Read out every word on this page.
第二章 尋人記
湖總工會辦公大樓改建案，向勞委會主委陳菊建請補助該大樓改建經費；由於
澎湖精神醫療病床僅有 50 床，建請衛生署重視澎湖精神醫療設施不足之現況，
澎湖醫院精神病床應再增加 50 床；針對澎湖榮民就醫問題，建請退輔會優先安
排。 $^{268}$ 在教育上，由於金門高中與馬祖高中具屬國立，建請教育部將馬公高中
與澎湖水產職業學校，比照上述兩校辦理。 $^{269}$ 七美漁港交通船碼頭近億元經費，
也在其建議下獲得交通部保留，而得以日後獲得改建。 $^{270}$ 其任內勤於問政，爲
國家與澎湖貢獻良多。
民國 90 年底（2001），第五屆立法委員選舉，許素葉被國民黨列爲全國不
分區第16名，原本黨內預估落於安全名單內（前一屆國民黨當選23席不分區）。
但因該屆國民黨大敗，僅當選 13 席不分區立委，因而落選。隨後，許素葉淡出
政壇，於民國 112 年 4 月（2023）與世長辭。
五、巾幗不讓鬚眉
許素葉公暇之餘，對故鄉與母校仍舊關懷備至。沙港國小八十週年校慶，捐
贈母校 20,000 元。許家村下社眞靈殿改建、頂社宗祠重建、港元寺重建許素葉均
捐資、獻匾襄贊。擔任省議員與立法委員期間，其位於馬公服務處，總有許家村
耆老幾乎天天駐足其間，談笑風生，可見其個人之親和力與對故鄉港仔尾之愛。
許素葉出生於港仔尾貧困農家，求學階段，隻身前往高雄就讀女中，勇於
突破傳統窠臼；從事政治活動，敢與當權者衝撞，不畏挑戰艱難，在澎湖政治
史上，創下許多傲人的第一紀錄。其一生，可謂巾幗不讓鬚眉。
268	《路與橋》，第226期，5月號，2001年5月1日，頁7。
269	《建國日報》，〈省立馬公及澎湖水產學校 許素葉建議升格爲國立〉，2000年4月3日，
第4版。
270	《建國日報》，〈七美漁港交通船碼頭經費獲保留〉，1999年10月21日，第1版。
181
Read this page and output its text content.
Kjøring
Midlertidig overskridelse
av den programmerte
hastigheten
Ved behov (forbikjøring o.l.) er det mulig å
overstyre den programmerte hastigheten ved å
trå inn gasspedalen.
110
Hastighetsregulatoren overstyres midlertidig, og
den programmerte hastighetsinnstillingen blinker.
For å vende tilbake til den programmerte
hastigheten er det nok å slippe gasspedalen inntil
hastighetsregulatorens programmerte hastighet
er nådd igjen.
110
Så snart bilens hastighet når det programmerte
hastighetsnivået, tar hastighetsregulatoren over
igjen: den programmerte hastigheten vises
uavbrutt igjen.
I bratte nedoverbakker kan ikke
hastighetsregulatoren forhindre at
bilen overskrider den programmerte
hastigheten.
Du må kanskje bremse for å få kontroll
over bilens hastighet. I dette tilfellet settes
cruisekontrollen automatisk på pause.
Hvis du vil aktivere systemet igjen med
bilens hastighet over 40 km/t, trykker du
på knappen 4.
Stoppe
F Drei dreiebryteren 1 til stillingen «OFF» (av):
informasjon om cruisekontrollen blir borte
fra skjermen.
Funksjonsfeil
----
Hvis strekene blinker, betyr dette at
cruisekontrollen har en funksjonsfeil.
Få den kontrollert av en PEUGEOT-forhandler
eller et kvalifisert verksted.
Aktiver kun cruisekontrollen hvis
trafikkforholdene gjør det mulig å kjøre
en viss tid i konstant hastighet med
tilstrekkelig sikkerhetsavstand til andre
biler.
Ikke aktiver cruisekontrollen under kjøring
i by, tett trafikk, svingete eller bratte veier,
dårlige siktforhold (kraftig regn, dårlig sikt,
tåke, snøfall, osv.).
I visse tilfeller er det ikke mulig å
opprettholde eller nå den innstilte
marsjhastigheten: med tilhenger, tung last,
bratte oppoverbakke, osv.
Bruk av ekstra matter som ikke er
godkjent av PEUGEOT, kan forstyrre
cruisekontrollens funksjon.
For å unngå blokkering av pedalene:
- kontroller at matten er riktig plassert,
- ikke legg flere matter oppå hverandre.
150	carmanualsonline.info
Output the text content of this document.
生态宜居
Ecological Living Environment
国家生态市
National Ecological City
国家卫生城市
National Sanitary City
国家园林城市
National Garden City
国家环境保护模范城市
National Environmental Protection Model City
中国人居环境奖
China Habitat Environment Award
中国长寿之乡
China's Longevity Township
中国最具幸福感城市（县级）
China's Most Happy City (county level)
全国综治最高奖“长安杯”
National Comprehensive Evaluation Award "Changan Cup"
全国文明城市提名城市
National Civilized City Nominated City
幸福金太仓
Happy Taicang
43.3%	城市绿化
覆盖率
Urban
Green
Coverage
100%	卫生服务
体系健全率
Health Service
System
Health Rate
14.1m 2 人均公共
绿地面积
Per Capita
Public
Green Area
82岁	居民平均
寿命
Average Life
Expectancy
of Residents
■ ■ ■ ■ ■
» What you should do: Restate all of the entries above precisely.

» Task output:
Read out every word on this page.
第二章 尋人記
湖總工會辦公大樓改建案，向勞委會主委陳菊建請補助該大樓改建經費；由於
澎湖精神醫療病床僅有 50 床，建請衛生署重視澎湖精神醫療設施不足之現況，
澎湖醫院精神病床應再增加 50 床；針對澎湖榮民就醫問題，建請退輔會優先安
排。 $^{268}$ 在教育上，由於金門高中與馬祖高中具屬國立，建請教育部將馬公高中
與澎湖水產職業學校，比照上述兩校辦理。 $^{269}$ 七美漁港交通船碼頭近億元經費，
也在其建議下獲得交通部保留，而得以日後獲得改建。 $^{270}$ 其任內勤於問政，爲
國家與澎湖貢獻良多。
民國 90 年底（2001），第五屆立法委員選舉，許素葉被國民黨列爲全國不
分區第16名，原本黨內預估落於安全名單內（前一屆國民黨當選23席不分區）。
但因該屆國民黨大敗，僅當選 13 席不分區立委，因而落選。隨後，許素葉淡出
政壇，於民國 112 年 4 月（2023）與世長辭。
五、巾幗不讓鬚眉
許素葉公暇之餘，對故鄉與母校仍舊關懷備至。沙港國小八十週年校慶，捐
贈母校 20,000 元。許家村下社眞靈殿改建、頂社宗祠重建、港元寺重建許素葉均
捐資、獻匾襄贊。擔任省議員與立法委員期間，其位於馬公服務處，總有許家村
耆老幾乎天天駐足其間，談笑風生，可見其個人之親和力與對故鄉港仔尾之愛。
許素葉出生於港仔尾貧困農家，求學階段，隻身前往高雄就讀女中，勇於
突破傳統窠臼；從事政治活動，敢與當權者衝撞，不畏挑戰艱難，在澎湖政治
史上，創下許多傲人的第一紀錄。其一生，可謂巾幗不讓鬚眉。
268	《路與橋》，第226期，5月號，2001年5月1日，頁7。
269	《建國日報》，〈省立馬公及澎湖水產學校 許素葉建議升格爲國立〉，2000年4月3日，
第4版。
270	《建國日報》，〈七美漁港交通船碼頭經費獲保留〉，1999年10月21日，第1版。
181
Read this page and output its text content.
Kjøring
Midlertidig overskridelse
av den programmerte
hastigheten
Ved behov (forbikjøring o.l.) er det mulig å
overstyre den programmerte hastigheten ved å
trå inn gasspedalen.
110
Hastighetsregulatoren overstyres midlertidig, og
den programmerte hastighetsinnstillingen blinker.
For å vende tilbake til den programmerte
hastigheten er det nok å slippe gasspedalen inntil
hastighetsregulatorens programmerte hastighet
er nådd igjen.
110
Så snart bilens hastighet når det programmerte
hastighetsnivået, tar hastighetsregulatoren over
igjen: den programmerte hastigheten vises
uavbrutt igjen.
I bratte nedoverbakker kan ikke
hastighetsregulatoren forhindre at
bilen overskrider den programmerte
hastigheten.
Du må kanskje bremse for å få kontroll
over bilens hastighet. I dette tilfellet settes
cruisekontrollen automatisk på pause.
Hvis du vil aktivere systemet igjen med
bilens hastighet over 40 km/t, trykker du
på knappen 4.
Stoppe
F Drei dreiebryteren 1 til stillingen «OFF» (av):
informasjon om cruisekontrollen blir borte
fra skjermen.
Funksjonsfeil
----
Hvis strekene blinker, betyr dette at
cruisekontrollen har en funksjonsfeil.
Få den kontrollert av en PEUGEOT-forhandler
eller et kvalifisert verksted.
Aktiver kun cruisekontrollen hvis
trafikkforholdene gjør det mulig å kjøre
en viss tid i konstant hastighet med
tilstrekkelig sikkerhetsavstand til andre
biler.
Ikke aktiver cruisekontrollen under kjøring
i by, tett trafikk, svingete eller bratte veier,
dårlige siktforhold (kraftig regn, dårlig sikt,
tåke, snøfall, osv.).
I visse tilfeller er det ikke mulig å
opprettholde eller nå den innstilte
marsjhastigheten: med tilhenger, tung last,
bratte oppoverbakke, osv.
Bruk av ekstra matter som ikke er
godkjent av PEUGEOT, kan forstyrre
cruisekontrollens funksjon.
For å unngå blokkering av pedalene:
- kontroller at matten er riktig plassert,
- ikke legg flere matter oppå hverandre.
150	carmanualsonline.info
Output the text content of this document.
生态宜居
Ecological Living Environment
国家生态市
National Ecological City
国家卫生城市
National Sanitary City
国家园林城市
National Garden City
国家环境保护模范城市
National Environmental Protection Model City
中国人居环境奖
China Habitat Environment Award
中国长寿之乡
China's Longevity Township
中国最具幸福感城市（县级）
China's Most Happy City (county level)
全国综治最高奖“长安杯”
National Comprehensive Evaluation Award "Changan Cup"
全国文明城市提名城市
National Civilized City Nominated City
幸福金太仓
Happy Taicang
43.3%	城市绿化
覆盖率
Urban
Green
Coverage
100%	卫生服务
体系健全率
Health Service
System
Health Rate
14.1m 2 人均公共
绿地面积
Per Capita
Public
Green Area
82岁	居民平均
寿命
Average Life
Expectancy
of Residents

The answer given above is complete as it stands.